### DIRECTIONS FOR THIS TASK
Quote, word for word, every line starting at the line that contains "What text is on this page?" and ending with the last line of the records; include both of these lines and no others.

==== INPUT RECORDS

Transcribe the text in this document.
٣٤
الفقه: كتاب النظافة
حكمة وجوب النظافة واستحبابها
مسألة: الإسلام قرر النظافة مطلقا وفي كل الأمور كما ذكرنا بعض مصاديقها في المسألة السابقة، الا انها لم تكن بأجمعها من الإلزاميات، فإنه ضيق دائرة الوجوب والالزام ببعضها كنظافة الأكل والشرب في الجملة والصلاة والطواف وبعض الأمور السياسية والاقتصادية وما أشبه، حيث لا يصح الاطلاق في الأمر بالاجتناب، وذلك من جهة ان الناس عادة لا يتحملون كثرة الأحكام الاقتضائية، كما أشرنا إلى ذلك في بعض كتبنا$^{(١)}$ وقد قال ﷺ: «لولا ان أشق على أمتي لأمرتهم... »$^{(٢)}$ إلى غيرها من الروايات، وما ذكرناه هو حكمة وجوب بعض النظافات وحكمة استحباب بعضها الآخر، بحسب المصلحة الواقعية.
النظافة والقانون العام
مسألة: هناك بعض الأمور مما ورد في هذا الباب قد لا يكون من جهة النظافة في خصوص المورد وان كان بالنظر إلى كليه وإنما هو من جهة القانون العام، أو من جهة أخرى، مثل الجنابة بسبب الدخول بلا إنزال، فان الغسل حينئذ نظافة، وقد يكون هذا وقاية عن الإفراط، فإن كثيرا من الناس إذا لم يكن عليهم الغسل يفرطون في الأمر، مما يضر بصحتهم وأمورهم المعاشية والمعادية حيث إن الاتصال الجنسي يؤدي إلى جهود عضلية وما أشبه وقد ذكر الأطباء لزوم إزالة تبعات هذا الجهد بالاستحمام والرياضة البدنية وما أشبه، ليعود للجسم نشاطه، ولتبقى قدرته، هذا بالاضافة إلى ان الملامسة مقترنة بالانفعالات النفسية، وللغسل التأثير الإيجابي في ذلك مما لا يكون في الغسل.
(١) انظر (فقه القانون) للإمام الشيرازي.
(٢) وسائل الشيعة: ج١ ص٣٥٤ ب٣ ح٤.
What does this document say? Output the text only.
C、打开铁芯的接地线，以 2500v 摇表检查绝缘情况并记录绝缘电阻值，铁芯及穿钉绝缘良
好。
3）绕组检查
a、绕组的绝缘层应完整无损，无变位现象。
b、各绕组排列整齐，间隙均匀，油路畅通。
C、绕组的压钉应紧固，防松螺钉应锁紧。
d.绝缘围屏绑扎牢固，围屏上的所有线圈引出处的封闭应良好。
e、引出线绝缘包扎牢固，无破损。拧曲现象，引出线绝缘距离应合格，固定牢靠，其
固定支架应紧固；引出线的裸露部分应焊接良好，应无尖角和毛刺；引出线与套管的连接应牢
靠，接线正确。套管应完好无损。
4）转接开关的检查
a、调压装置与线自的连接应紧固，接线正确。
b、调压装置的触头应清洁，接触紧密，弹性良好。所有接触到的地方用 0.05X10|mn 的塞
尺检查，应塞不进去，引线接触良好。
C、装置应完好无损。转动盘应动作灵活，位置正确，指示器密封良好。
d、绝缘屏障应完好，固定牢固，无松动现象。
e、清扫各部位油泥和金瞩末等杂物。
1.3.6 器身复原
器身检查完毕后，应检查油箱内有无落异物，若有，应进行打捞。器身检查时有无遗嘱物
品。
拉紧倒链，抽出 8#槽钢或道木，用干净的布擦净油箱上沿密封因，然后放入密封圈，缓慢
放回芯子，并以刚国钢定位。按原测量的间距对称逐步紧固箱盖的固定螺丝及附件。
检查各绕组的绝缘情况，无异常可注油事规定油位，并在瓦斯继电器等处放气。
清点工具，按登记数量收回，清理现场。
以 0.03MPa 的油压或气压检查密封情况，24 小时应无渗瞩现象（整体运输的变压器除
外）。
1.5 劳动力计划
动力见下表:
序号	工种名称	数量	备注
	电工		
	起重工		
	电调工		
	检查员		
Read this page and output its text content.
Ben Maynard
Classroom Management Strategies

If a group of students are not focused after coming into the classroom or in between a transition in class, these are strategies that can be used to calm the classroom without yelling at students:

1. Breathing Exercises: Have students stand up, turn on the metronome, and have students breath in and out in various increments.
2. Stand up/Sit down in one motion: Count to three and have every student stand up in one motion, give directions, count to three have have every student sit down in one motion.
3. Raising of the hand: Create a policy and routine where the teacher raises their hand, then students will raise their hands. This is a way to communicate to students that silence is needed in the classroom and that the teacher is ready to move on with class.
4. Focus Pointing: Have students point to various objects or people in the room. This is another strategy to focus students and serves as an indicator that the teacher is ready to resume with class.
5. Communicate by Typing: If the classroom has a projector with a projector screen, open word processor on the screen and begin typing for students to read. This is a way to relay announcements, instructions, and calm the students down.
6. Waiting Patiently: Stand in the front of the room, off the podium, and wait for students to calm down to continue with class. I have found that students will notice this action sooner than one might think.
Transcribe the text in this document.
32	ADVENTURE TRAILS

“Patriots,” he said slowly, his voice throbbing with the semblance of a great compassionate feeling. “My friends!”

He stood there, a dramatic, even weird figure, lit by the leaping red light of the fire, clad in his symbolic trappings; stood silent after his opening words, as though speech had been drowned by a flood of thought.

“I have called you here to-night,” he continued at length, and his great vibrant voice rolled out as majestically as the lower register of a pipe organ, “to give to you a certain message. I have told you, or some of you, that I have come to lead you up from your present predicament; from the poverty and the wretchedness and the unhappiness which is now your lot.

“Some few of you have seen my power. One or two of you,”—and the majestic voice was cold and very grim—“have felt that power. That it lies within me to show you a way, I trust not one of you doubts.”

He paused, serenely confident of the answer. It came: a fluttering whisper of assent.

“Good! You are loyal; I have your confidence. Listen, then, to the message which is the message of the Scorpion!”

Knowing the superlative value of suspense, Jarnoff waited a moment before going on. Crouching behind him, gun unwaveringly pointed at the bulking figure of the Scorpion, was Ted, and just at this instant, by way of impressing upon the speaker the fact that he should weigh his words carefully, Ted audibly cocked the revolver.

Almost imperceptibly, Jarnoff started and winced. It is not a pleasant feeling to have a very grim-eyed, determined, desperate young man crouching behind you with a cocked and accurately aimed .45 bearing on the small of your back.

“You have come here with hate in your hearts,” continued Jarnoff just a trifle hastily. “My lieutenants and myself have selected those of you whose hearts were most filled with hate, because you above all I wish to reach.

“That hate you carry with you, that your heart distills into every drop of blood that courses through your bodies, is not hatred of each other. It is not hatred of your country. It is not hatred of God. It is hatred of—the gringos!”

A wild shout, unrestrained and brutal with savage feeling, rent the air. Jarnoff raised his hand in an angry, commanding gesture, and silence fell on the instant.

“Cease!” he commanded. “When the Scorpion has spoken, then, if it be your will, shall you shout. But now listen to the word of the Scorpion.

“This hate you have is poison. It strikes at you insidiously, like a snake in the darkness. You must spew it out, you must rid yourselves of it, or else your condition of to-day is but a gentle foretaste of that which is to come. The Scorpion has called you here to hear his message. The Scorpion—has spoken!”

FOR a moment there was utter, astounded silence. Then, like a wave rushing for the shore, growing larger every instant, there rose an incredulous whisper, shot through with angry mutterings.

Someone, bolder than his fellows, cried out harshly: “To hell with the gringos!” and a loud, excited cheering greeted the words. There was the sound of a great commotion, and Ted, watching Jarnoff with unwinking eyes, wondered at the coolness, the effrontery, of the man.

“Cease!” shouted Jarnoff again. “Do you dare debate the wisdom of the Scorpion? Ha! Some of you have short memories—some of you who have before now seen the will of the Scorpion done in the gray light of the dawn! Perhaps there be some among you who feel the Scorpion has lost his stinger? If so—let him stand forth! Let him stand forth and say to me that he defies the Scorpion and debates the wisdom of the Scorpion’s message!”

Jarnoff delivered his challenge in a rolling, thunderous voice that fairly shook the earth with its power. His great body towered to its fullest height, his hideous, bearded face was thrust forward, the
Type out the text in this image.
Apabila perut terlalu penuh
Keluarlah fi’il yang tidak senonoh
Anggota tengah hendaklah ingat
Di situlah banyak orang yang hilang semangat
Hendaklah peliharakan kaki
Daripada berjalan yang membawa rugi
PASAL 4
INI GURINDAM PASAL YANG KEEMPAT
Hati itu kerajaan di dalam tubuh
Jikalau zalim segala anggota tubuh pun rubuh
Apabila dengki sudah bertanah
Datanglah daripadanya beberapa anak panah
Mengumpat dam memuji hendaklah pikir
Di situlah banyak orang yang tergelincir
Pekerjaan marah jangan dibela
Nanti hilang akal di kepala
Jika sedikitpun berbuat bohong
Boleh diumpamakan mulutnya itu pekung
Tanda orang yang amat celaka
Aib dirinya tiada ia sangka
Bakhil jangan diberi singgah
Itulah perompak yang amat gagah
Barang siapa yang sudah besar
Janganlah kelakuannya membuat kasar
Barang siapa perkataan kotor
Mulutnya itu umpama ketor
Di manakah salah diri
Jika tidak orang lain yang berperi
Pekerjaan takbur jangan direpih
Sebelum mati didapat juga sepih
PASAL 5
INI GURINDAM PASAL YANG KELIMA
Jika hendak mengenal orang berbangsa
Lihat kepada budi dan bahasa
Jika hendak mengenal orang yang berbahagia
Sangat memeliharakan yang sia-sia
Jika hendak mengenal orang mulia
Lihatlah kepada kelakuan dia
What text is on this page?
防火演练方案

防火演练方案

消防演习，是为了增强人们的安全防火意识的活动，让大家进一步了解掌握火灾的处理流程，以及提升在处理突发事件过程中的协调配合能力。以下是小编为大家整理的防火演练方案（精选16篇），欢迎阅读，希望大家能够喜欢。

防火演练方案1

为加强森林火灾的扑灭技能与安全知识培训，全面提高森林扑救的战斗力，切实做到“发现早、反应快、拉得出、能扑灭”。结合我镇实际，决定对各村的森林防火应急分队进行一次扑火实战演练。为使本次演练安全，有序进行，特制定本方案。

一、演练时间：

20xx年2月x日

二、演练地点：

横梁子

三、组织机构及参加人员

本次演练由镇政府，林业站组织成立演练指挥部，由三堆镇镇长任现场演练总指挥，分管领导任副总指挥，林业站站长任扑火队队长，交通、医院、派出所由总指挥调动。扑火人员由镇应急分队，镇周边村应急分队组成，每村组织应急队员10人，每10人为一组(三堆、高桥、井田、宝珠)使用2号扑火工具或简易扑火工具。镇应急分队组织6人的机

========

### TASK SOLUTION
What text is on this page?
防火演练方案

防火演练方案

消防演习，是为了增强人们的安全防火意识的活动，让大家进一步了解掌握火灾的处理流程，以及提升在处理突发事件过程中的协调配合能力。以下是小编为大家整理的防火演练方案（精选16篇），欢迎阅读，希望大家能够喜欢。

防火演练方案1

为加强森林火灾的扑灭技能与安全知识培训，全面提高森林扑救的战斗力，切实做到“发现早、反应快、拉得出、能扑灭”。结合我镇实际，决定对各村的森林防火应急分队进行一次扑火实战演练。为使本次演练安全，有序进行，特制定本方案。

一、演练时间：

20xx年2月x日

二、演练地点：

横梁子

三、组织机构及参加人员

本次演练由镇政府，林业站组织成立演练指挥部，由三堆镇镇长任现场演练总指挥，分管领导任副总指挥，林业站站长任扑火队队长，交通、医院、派出所由总指挥调动。扑火人员由镇应急分队，镇周边村应急分队组成，每村组织应急队员10人，每10人为一组(三堆、高桥、井田、宝珠)使用2号扑火工具或简易扑火工具。镇应急分队组织6人的机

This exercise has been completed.